### Records provided:
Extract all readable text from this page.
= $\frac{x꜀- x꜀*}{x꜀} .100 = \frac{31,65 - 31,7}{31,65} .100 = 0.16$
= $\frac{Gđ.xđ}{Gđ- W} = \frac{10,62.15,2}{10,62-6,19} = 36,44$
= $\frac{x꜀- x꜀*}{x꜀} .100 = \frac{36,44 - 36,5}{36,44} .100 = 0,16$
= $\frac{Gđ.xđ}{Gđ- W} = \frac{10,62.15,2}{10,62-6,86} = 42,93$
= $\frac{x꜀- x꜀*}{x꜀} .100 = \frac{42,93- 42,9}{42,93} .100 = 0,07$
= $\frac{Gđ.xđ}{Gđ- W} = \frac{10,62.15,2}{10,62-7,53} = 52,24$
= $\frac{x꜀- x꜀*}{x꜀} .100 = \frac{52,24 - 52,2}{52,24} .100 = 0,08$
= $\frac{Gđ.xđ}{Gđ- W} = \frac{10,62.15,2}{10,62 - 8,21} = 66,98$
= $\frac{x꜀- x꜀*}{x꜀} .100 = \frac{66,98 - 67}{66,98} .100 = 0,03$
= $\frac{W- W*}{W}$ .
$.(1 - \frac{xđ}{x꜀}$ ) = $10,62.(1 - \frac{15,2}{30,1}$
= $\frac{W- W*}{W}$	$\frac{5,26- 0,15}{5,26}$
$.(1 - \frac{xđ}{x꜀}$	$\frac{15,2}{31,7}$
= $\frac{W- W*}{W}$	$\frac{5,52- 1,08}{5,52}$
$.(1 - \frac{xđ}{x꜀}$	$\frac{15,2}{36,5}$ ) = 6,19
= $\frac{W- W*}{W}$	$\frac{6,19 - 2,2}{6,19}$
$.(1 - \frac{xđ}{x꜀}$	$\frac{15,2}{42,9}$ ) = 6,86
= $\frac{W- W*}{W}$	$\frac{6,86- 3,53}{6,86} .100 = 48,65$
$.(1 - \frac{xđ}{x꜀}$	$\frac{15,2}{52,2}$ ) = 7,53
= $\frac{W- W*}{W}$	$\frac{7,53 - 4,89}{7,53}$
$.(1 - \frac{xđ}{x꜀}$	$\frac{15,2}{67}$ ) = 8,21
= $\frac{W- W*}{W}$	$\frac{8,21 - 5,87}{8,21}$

### What is being asked:
The data above must be returned in full, exactly as written.

### Problem solution:
Extract all readable text from this page.
= $\frac{x꜀- x꜀*}{x꜀} .100 = \frac{31,65 - 31,7}{31,65} .100 = 0.16$
= $\frac{Gđ.xđ}{Gđ- W} = \frac{10,62.15,2}{10,62-6,19} = 36,44$
= $\frac{x꜀- x꜀*}{x꜀} .100 = \frac{36,44 - 36,5}{36,44} .100 = 0,16$
= $\frac{Gđ.xđ}{Gđ- W} = \frac{10,62.15,2}{10,62-6,86} = 42,93$
= $\frac{x꜀- x꜀*}{x꜀} .100 = \frac{42,93- 42,9}{42,93} .100 = 0,07$
= $\frac{Gđ.xđ}{Gđ- W} = \frac{10,62.15,2}{10,62-7,53} = 52,24$
= $\frac{x꜀- x꜀*}{x꜀} .100 = \frac{52,24 - 52,2}{52,24} .100 = 0,08$
= $\frac{Gđ.xđ}{Gđ- W} = \frac{10,62.15,2}{10,62 - 8,21} = 66,98$
= $\frac{x꜀- x꜀*}{x꜀} .100 = \frac{66,98 - 67}{66,98} .100 = 0,03$
= $\frac{W- W*}{W}$ .
$.(1 - \frac{xđ}{x꜀}$ ) = $10,62.(1 - \frac{15,2}{30,1}$
= $\frac{W- W*}{W}$	$\frac{5,26- 0,15}{5,26}$
$.(1 - \frac{xđ}{x꜀}$	$\frac{15,2}{31,7}$
= $\frac{W- W*}{W}$	$\frac{5,52- 1,08}{5,52}$
$.(1 - \frac{xđ}{x꜀}$	$\frac{15,2}{36,5}$ ) = 6,19
= $\frac{W- W*}{W}$	$\frac{6,19 - 2,2}{6,19}$
$.(1 - \frac{xđ}{x꜀}$	$\frac{15,2}{42,9}$ ) = 6,86
= $\frac{W- W*}{W}$	$\frac{6,86- 3,53}{6,86} .100 = 48,65$
$.(1 - \frac{xđ}{x꜀}$	$\frac{15,2}{52,2}$ ) = 7,53
= $\frac{W- W*}{W}$	$\frac{7,53 - 4,89}{7,53}$
$.(1 - \frac{xđ}{x꜀}$	$\frac{15,2}{67}$ ) = 8,21
= $\frac{W- W*}{W}$	$\frac{8,21 - 5,87}{8,21}$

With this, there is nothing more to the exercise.